Your objective: Wherever the word "Assinaturas" appears in a line, extract that line.

Data excerpts:

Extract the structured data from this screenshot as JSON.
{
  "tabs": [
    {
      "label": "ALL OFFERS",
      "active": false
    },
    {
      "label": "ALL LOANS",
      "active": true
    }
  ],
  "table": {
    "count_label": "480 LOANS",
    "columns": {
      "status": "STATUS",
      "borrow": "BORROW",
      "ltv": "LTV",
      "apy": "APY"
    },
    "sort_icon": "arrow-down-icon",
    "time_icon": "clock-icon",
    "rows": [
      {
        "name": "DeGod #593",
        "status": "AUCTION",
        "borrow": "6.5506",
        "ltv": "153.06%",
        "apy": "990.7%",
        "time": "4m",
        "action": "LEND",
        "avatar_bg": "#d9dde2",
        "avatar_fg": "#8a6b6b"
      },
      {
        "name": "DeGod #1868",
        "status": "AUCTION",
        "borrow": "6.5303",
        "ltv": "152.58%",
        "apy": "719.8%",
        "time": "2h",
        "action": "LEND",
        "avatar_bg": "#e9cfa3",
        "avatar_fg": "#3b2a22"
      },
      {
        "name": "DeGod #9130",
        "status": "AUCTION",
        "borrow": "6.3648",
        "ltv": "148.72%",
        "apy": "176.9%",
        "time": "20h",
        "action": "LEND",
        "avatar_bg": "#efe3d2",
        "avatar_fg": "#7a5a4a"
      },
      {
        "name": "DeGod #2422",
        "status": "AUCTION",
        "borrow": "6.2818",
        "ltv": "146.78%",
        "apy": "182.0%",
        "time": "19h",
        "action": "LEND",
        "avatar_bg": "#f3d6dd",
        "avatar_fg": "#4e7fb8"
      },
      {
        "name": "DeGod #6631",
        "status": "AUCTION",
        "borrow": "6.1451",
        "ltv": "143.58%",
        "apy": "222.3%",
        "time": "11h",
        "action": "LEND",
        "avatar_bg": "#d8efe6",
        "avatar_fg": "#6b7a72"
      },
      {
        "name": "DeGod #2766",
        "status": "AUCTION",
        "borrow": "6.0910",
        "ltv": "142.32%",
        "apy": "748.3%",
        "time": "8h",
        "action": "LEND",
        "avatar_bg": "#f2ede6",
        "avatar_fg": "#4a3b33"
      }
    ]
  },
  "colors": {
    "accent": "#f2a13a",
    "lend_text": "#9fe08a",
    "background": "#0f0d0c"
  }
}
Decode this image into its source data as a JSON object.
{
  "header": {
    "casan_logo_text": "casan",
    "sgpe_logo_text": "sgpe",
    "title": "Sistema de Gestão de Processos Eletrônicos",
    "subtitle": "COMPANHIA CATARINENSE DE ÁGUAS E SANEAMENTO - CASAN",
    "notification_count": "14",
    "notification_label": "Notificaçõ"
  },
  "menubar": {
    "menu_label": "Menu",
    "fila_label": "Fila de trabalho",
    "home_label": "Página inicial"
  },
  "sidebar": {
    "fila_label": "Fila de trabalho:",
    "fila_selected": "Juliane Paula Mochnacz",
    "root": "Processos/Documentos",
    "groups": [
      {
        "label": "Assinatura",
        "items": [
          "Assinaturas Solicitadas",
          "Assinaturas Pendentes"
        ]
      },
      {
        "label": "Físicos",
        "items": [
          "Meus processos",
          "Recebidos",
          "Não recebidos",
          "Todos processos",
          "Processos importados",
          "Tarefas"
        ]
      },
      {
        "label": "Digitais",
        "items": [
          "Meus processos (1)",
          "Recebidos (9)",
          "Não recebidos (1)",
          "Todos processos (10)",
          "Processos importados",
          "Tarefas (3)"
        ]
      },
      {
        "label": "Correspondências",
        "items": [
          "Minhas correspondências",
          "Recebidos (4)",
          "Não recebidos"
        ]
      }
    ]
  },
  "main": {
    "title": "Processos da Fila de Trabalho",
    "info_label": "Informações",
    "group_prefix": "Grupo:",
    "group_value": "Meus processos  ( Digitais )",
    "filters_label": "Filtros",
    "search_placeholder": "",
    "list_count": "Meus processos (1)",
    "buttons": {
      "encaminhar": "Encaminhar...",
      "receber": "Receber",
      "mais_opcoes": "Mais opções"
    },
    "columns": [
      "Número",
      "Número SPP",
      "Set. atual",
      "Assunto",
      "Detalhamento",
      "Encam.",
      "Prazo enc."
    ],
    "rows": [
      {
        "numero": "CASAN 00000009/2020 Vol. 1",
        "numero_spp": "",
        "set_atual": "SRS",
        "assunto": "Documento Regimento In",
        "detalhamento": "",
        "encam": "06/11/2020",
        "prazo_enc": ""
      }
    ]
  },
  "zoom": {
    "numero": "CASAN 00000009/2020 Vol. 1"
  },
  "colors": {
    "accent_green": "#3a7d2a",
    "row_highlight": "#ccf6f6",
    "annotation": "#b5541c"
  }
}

Written solution:
          "Assinaturas Solicitadas",
          "Assinaturas Pendentes"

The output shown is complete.